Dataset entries
▽
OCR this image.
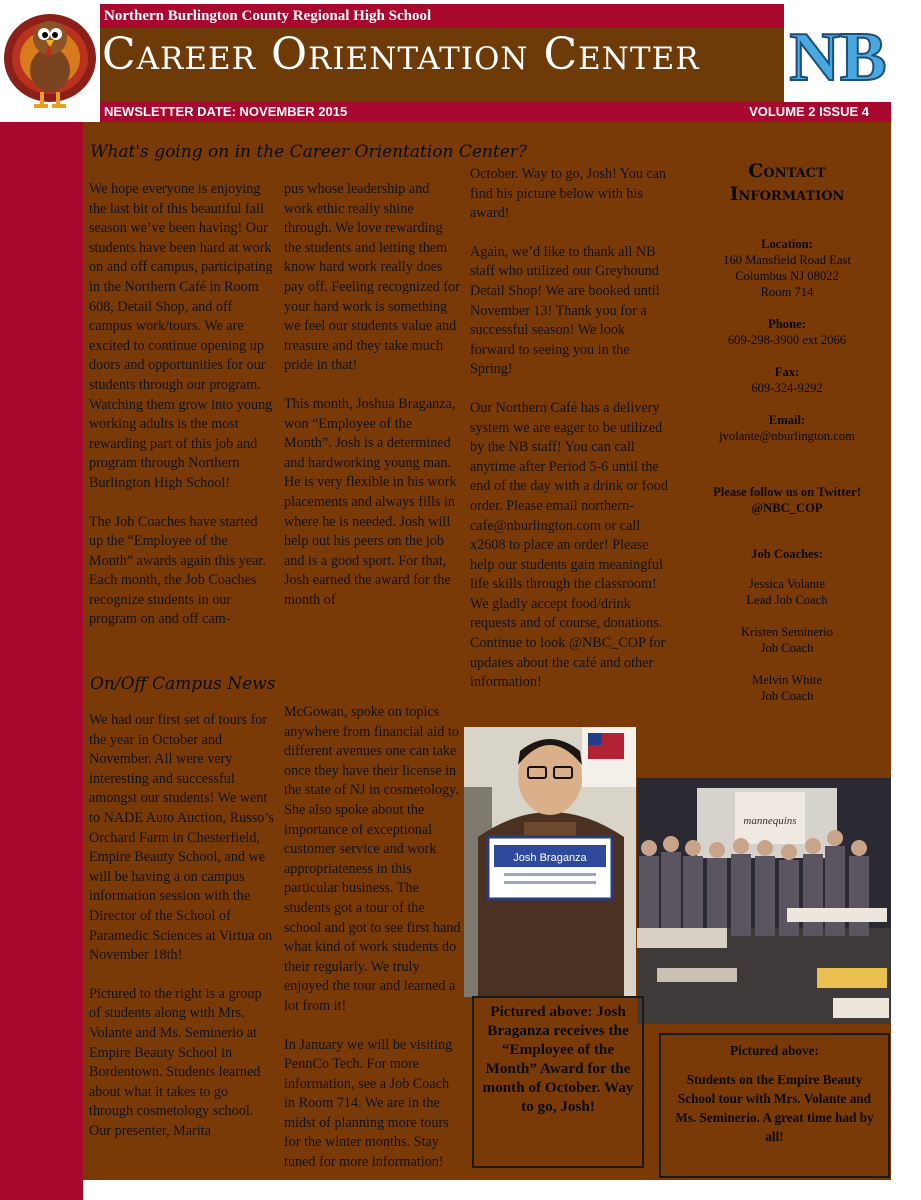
Northern Burlington County Regional High School
Career Orientation Center NB
NEWSLETTER DATE: NOVEMBER 2015	VOLUME 2 ISSUE 4
What's going on in the Career Orientation Center?

We hope everyone is enjoying the last bit of this beautiful fall season we’ve been having! Our students have been hard at work on and off campus, participating in the Northern Café in Room 608, Detail Shop, and off campus work/tours. We are excited to continue opening up doors and opportunities for our students through our program. Watching them grow into young working adults is the most rewarding part of this job and program through Northern Burlington High School!

The Job Coaches have started up the “Employee of the Month” awards again this year. Each month, the Job Coaches recognize students in our program on and off cam-

pus whose leadership and work ethic really shine through. We love rewarding the students and letting them know hard work really does pay off. Feeling recognized for your hard work is something we feel our students value and treasure and they take much pride in that!

This month, Joshua Braganza, won “Employee of the Month”. Josh is a determined and hardworking young man. He is very flexible in his work placements and always fills in where he is needed. Josh will help out his peers on the job and is a good sport. For that, Josh earned the award for the month of

October. Way to go, Josh! You can find his picture below with his award!

Again, we’d like to thank all NB staff who utilized our Greyhound Detail Shop! We are booked until November 13! Thank you for a successful season! We look forward to seeing you in the Spring!

Our Northern Café has a delivery system we are eager to be utilized by the NB staff! You can call anytime after Period 5-6 until the end of the day with a drink or food order. Please email northern-cafe@nburlington.com or call x2608 to place an order! Please help our students gain meaningful life skills through the classroom! We gladly accept food/drink requests and of course, donations. Continue to look @NBC_COP for updates about the café and other information!

On/Off Campus News

We had our first set of tours for the year in October and November. All were very interesting and successful amongst our students! We went to NADE Auto Auction, Russo’s Orchard Farm in Chesterfield, Empire Beauty School, and we will be having a on campus information session with the Director of the School of Paramedic Sciences at Virtua on November 18th!

Pictured to the right is a group of students along with Mrs. Volante and Ms. Seminerio at Empire Beauty School in Bordentown. Students learned about what it takes to go through cosmetology school. Our presenter, Marita

McGowan, spoke on topics anywhere from financial aid to different avenues one can take once they have their license in the state of NJ in cosmetology. She also spoke about the importance of exceptional customer service and work appropriateness in this particular business. The students got a tour of the school and got to see first hand what kind of work students do their regularly. We truly enjoyed the tour and learned a lot from it!

In January we will be visiting PennCo Tech. For more information, see a Job Coach in Room 714. We are in the midst of planning more tours for the winter months. Stay tuned for more information!

Contact
Information
Location:
160 Mansfield Road East
Columbus NJ 08022
Room 714
Phone:
609-298-3900 ext 2066
Fax:
609-324-9292
Email:
jvolante@nburlington.com
Please follow us on Twitter!
@NBC_COP
Job Coaches:
Jessica Volante
Lead Job Coach
Kristen Seminerio
Job Coach
Melvin White
Job Coach
Josh Braganza
mannequins
Pictured above: Josh Braganza receives the “Employee of the Month” Award for the month of October. Way to go, Josh!
Pictured above:
Students on the Empire Beauty School tour with Mrs. Volante and Ms. Seminerio. A great time had by all!
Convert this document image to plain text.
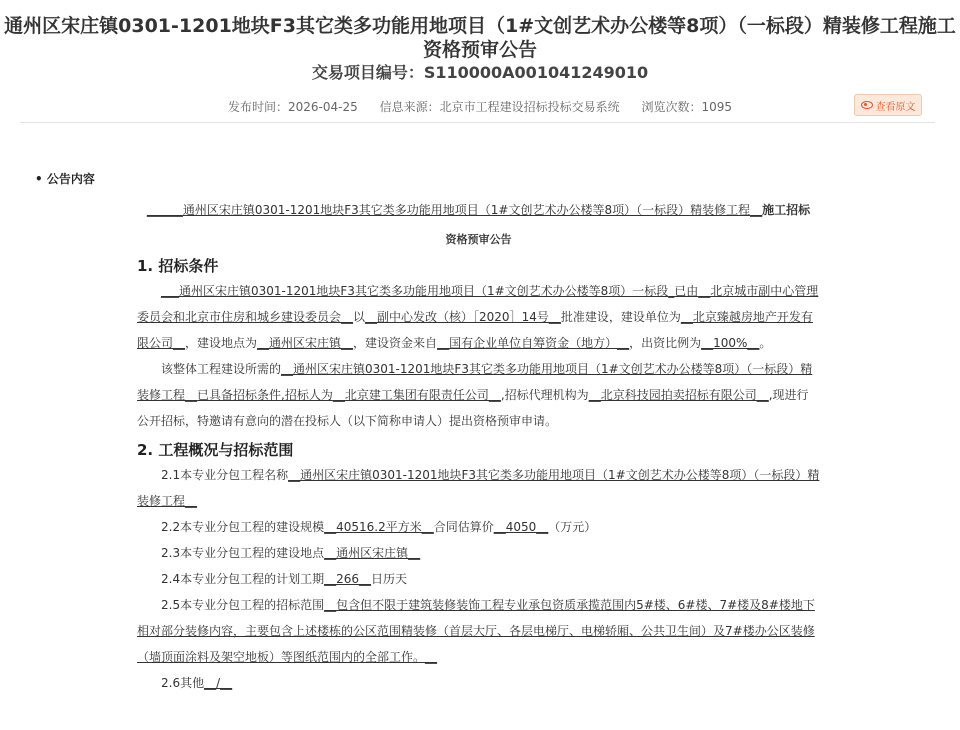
通州区宋庄镇0301-1201地块F3其它类多功能用地项目（1#文创艺术办公楼等8项）（一标段）精装修工程施工
资格预审公告
交易项目编号：S110000A001041249010
发布时间：2026-04-25 信息来源：北京市工程建设招标投标交易系统 浏览次数：1095	查看原文
• 公告内容
______通州区宋庄镇0301-1201地块F3其它类多功能用地项目（1#文创艺术办公楼等8项）（一标段）精装修工程__施工招标
资格预审公告
1. 招标条件

___通州区宋庄镇0301-1201地块F3其它类多功能用地项目（1#文创艺术办公楼等8项）一标段_已由__北京城市副中心管理委员会和北京市住房和城乡建设委员会__以__副中心发改（核）［2020］14号__批准建设，建设单位为__北京臻越房地产开发有限公司__，建设地点为__通州区宋庄镇__，建设资金来自__国有企业单位自筹资金（地方）__，出资比例为__100%__。

该整体工程建设所需的__通州区宋庄镇0301-1201地块F3其它类多功能用地项目（1#文创艺术办公楼等8项）（一标段）精装修工程__已具备招标条件,招标人为__北京建工集团有限责任公司__,招标代理机构为__北京科技园拍卖招标有限公司__,现进行公开招标，特邀请有意向的潜在投标人（以下简称申请人）提出资格预审申请。

2. 工程概况与招标范围

2.1本专业分包工程名称__通州区宋庄镇0301-1201地块F3其它类多功能用地项目（1#文创艺术办公楼等8项）（一标段）精装修工程__

2.2本专业分包工程的建设规模__40516.2平方米__合同估算价__4050__（万元）

2.3本专业分包工程的建设地点__通州区宋庄镇__

2.4本专业分包工程的计划工期__266__日历天

2.5本专业分包工程的招标范围__包含但不限于建筑装修装饰工程专业承包资质承揽范围内5#楼、6#楼、7#楼及8#楼地下相对部分装修内容，主要包含上述楼栋的公区范围精装修（首层大厅、各层电梯厅、电梯轿厢、公共卫生间）及7#楼办公区装修（墙顶面涂料及架空地板）等图纸范围内的全部工作。__

2.6其他__/__
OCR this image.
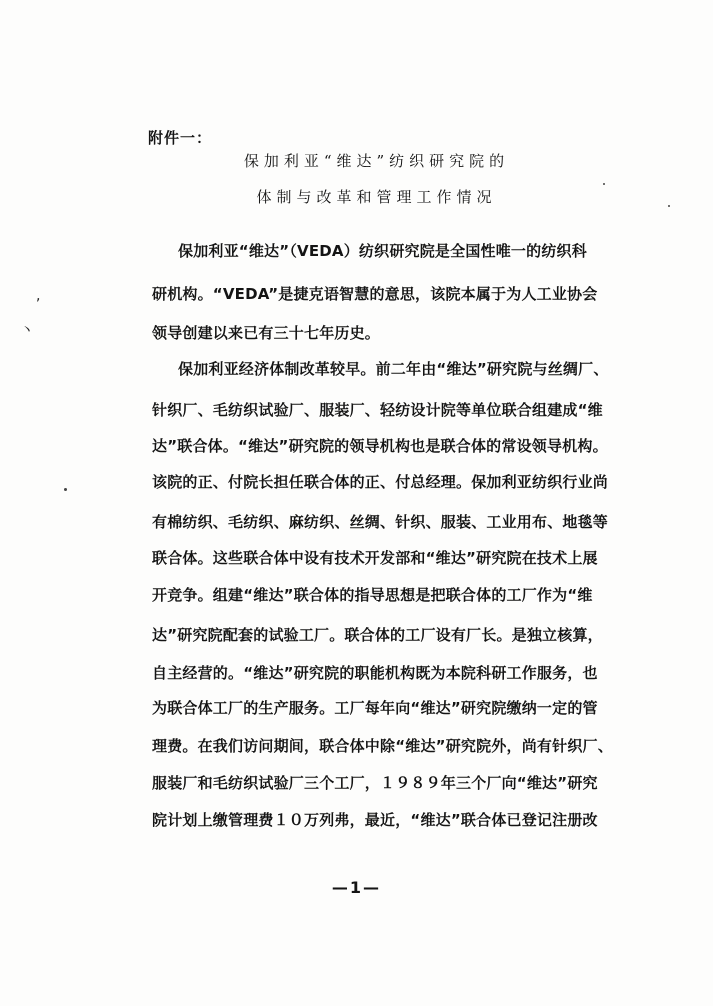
附件一：
保加利亚“维达”纺织研究院的
体制与改革和管理工作情况
保加利亚“维达”（VEDA）纺织研究院是全国性唯一的纺织科
研机构。“VEDA”是捷克语智慧的意思，该院本属于为人工业协会
领导创建以来已有三十七年历史。
保加利亚经济体制改革较早。前二年由“维达”研究院与丝绸厂、
针织厂、毛纺织试验厂、服装厂、轻纺设计院等单位联合组建成“维
达”联合体。“维达”研究院的领导机构也是联合体的常设领导机构。
该院的正、付院长担任联合体的正、付总经理。保加利亚纺织行业尚
有棉纺织、毛纺织、麻纺织、丝绸、针织、服装、工业用布、地毯等
联合体。这些联合体中设有技术开发部和“维达”研究院在技术上展
开竞争。组建“维达”联合体的指导思想是把联合体的工厂作为“维
达”研究院配套的试验工厂。联合体的工厂设有厂长。是独立核算，
自主经营的。“维达”研究院的职能机构既为本院科研工作服务，也
为联合体工厂的生产服务。工厂每年向“维达”研究院缴纳一定的管
理费。在我们访问期间，联合体中除“维达”研究院外，尚有针织厂、
服装厂和毛纺织试验厂三个工厂，１９８９年三个厂向“维达”研究
院计划上缴管理费１０万列弗，最近，“维达”联合体已登记注册改
—1—
,
丶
△
Task directions:
Everything from the line that contains "Convert this document image to plain text." to the final line of the data is to be duplicated exactly, both ends included, except the pictures.

Response:
Convert this document image to plain text.
通州区宋庄镇0301-1201地块F3其它类多功能用地项目（1#文创艺术办公楼等8项）（一标段）精装修工程施工
资格预审公告
交易项目编号：S110000A001041249010
发布时间：2026-04-25 信息来源：北京市工程建设招标投标交易系统 浏览次数：1095	查看原文
• 公告内容
______通州区宋庄镇0301-1201地块F3其它类多功能用地项目（1#文创艺术办公楼等8项）（一标段）精装修工程__施工招标
资格预审公告
1. 招标条件

___通州区宋庄镇0301-1201地块F3其它类多功能用地项目（1#文创艺术办公楼等8项）一标段_已由__北京城市副中心管理委员会和北京市住房和城乡建设委员会__以__副中心发改（核）［2020］14号__批准建设，建设单位为__北京臻越房地产开发有限公司__，建设地点为__通州区宋庄镇__，建设资金来自__国有企业单位自筹资金（地方）__，出资比例为__100%__。

该整体工程建设所需的__通州区宋庄镇0301-1201地块F3其它类多功能用地项目（1#文创艺术办公楼等8项）（一标段）精装修工程__已具备招标条件,招标人为__北京建工集团有限责任公司__,招标代理机构为__北京科技园拍卖招标有限公司__,现进行公开招标，特邀请有意向的潜在投标人（以下简称申请人）提出资格预审申请。

2. 工程概况与招标范围

2.1本专业分包工程名称__通州区宋庄镇0301-1201地块F3其它类多功能用地项目（1#文创艺术办公楼等8项）（一标段）精装修工程__

2.2本专业分包工程的建设规模__40516.2平方米__合同估算价__4050__（万元）

2.3本专业分包工程的建设地点__通州区宋庄镇__

2.4本专业分包工程的计划工期__266__日历天

2.5本专业分包工程的招标范围__包含但不限于建筑装修装饰工程专业承包资质承揽范围内5#楼、6#楼、7#楼及8#楼地下相对部分装修内容，主要包含上述楼栋的公区范围精装修（首层大厅、各层电梯厅、电梯轿厢、公共卫生间）及7#楼办公区装修（墙顶面涂料及架空地板）等图纸范围内的全部工作。__

2.6其他__/__
OCR this image.
附件一：
保加利亚“维达”纺织研究院的
体制与改革和管理工作情况
保加利亚“维达”（VEDA）纺织研究院是全国性唯一的纺织科
研机构。“VEDA”是捷克语智慧的意思，该院本属于为人工业协会
领导创建以来已有三十七年历史。
保加利亚经济体制改革较早。前二年由“维达”研究院与丝绸厂、
针织厂、毛纺织试验厂、服装厂、轻纺设计院等单位联合组建成“维
达”联合体。“维达”研究院的领导机构也是联合体的常设领导机构。
该院的正、付院长担任联合体的正、付总经理。保加利亚纺织行业尚
有棉纺织、毛纺织、麻纺织、丝绸、针织、服装、工业用布、地毯等
联合体。这些联合体中设有技术开发部和“维达”研究院在技术上展
开竞争。组建“维达”联合体的指导思想是把联合体的工厂作为“维
达”研究院配套的试验工厂。联合体的工厂设有厂长。是独立核算，
自主经营的。“维达”研究院的职能机构既为本院科研工作服务，也
为联合体工厂的生产服务。工厂每年向“维达”研究院缴纳一定的管
理费。在我们访问期间，联合体中除“维达”研究院外，尚有针织厂、
服装厂和毛纺织试验厂三个工厂，１９８９年三个厂向“维达”研究
院计划上缴管理费１０万列弗，最近，“维达”联合体已登记注册改
—1—
,
丶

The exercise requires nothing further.